• To do:
Below are the records. State how many of their lines hold the word "necrosis", and add nothing else.

• Saved entries:
****

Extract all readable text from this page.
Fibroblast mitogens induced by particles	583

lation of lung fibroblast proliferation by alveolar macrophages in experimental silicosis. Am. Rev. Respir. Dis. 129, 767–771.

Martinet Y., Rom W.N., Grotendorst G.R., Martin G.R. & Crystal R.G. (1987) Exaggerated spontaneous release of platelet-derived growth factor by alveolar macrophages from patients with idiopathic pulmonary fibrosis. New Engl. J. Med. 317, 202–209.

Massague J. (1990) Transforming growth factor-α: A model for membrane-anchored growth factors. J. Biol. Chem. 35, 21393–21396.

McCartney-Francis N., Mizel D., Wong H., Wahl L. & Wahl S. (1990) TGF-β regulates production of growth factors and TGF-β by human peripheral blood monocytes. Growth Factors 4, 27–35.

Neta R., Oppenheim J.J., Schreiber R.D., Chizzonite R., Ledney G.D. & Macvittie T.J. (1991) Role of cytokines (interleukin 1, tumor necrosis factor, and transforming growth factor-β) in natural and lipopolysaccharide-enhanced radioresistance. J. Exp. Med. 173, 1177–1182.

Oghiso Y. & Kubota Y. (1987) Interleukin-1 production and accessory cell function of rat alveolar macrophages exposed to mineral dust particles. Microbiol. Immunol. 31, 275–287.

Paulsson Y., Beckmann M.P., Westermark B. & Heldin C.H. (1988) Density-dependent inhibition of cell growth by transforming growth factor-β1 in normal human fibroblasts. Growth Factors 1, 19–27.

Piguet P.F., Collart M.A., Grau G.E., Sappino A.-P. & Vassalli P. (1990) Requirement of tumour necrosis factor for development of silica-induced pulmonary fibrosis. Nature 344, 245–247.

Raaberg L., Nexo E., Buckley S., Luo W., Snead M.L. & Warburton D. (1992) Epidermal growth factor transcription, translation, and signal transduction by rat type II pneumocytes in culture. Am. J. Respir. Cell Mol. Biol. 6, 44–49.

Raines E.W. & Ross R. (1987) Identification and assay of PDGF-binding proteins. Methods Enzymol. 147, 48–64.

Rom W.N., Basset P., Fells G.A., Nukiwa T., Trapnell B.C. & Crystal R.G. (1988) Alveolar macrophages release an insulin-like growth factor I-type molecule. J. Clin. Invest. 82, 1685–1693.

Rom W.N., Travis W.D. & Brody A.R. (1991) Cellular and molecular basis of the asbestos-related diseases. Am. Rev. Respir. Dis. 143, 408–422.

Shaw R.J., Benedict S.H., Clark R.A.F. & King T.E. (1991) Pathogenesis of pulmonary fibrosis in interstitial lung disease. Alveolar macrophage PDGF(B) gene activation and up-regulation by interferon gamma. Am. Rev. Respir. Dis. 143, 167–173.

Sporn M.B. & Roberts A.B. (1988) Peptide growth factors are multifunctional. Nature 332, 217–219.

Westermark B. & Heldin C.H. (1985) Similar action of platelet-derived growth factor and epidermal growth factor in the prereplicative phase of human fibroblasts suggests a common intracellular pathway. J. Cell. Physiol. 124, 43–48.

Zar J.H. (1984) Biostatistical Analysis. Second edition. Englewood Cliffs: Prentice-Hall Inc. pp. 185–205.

****

• Answer space:
2